[TASK TO CARRY OUT]
In the records below, pick out all lines containing the word "Unskilled".
(begin)
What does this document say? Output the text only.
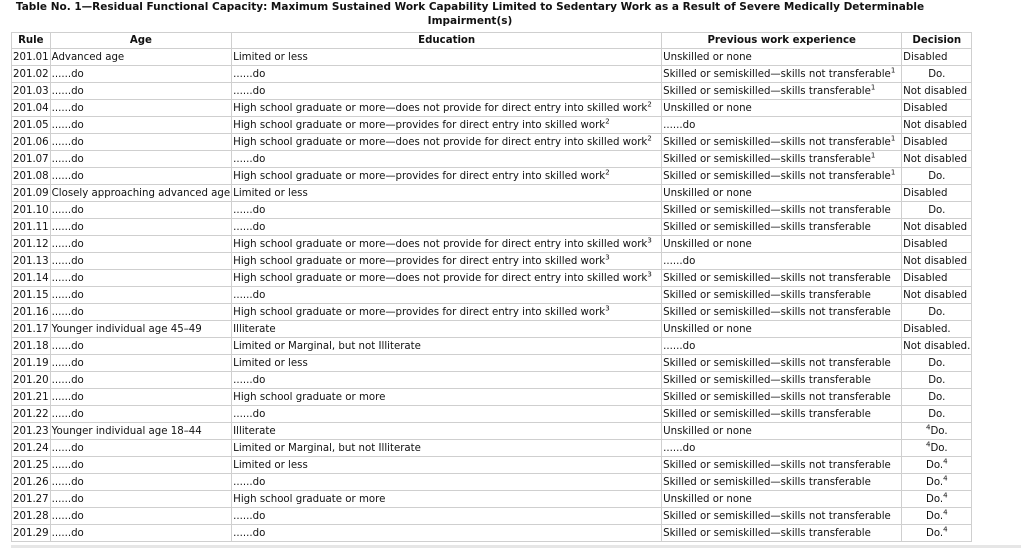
Table No. 1—Residual Functional Capacity: Maximum Sustained Work Capability Limited to Sedentary Work as a Result of Severe Medically Determinable Impairment(s)
Rule	Age	Education	Previous work experience	Decision
201.01	Advanced age	Limited or less	Unskilled or none	Disabled
201.02	......do	......do	Skilled or semiskilled—skills not transferable$^1$	Do.
201.03	......do	......do	Skilled or semiskilled—skills transferable$^1$	Not disabled
201.04	......do	High school graduate or more—does not provide for direct entry into skilled work$^2$	Unskilled or none	Disabled
201.05	......do	High school graduate or more—provides for direct entry into skilled work$^2$	......do	Not disabled
201.06	......do	High school graduate or more—does not provide for direct entry into skilled work$^2$	Skilled or semiskilled—skills not transferable$^1$	Disabled
201.07	......do	......do	Skilled or semiskilled—skills transferable$^1$	Not disabled
201.08	......do	High school graduate or more—provides for direct entry into skilled work$^2$	Skilled or semiskilled—skills not transferable$^1$	Do.
201.09	Closely approaching advanced age	Limited or less	Unskilled or none	Disabled
201.10	......do	......do	Skilled or semiskilled—skills not transferable	Do.
201.11	......do	......do	Skilled or semiskilled—skills transferable	Not disabled
201.12	......do	High school graduate or more—does not provide for direct entry into skilled work$^3$	Unskilled or none	Disabled
201.13	......do	High school graduate or more—provides for direct entry into skilled work$^3$	......do	Not disabled
201.14	......do	High school graduate or more—does not provide for direct entry into skilled work$^3$	Skilled or semiskilled—skills not transferable	Disabled
201.15	......do	......do	Skilled or semiskilled—skills transferable	Not disabled
201.16	......do	High school graduate or more—provides for direct entry into skilled work$^3$	Skilled or semiskilled—skills not transferable	Do.
201.17	Younger individual age 45–49	Illiterate	Unskilled or none	Disabled.
201.18	......do	Limited or Marginal, but not Illiterate	......do	Not disabled.
201.19	......do	Limited or less	Skilled or semiskilled—skills not transferable	Do.
201.20	......do	......do	Skilled or semiskilled—skills transferable	Do.
201.21	......do	High school graduate or more	Skilled or semiskilled—skills not transferable	Do.
201.22	......do	......do	Skilled or semiskilled—skills transferable	Do.
201.23	Younger individual age 18–44	Illiterate	Unskilled or none	$^4$Do.
201.24	......do	Limited or Marginal, but not Illiterate	......do	$^4$Do.
201.25	......do	Limited or less	Skilled or semiskilled—skills not transferable	Do.$^4$
201.26	......do	......do	Skilled or semiskilled—skills transferable	Do.$^4$
201.27	......do	High school graduate or more	Unskilled or none	Do.$^4$
201.28	......do	......do	Skilled or semiskilled—skills not transferable	Do.$^4$
201.29	......do	......do	Skilled or semiskilled—skills transferable	Do.$^4$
(end)
[RESULT BELOW]
201.01	Advanced age	Limited or less	Unskilled or none	Disabled
201.04	......do	High school graduate or more—does not provide for direct entry into skilled work$^2$	Unskilled or none	Disabled
201.09	Closely approaching advanced age	Limited or less	Unskilled or none	Disabled
201.12	......do	High school graduate or more—does not provide for direct entry into skilled work$^3$	Unskilled or none	Disabled
201.17	Younger individual age 45–49	Illiterate	Unskilled or none	Disabled.
201.23	Younger individual age 18–44	Illiterate	Unskilled or none	$^4$Do.
201.27	......do	High school graduate or more	Unskilled or none	Do.$^4$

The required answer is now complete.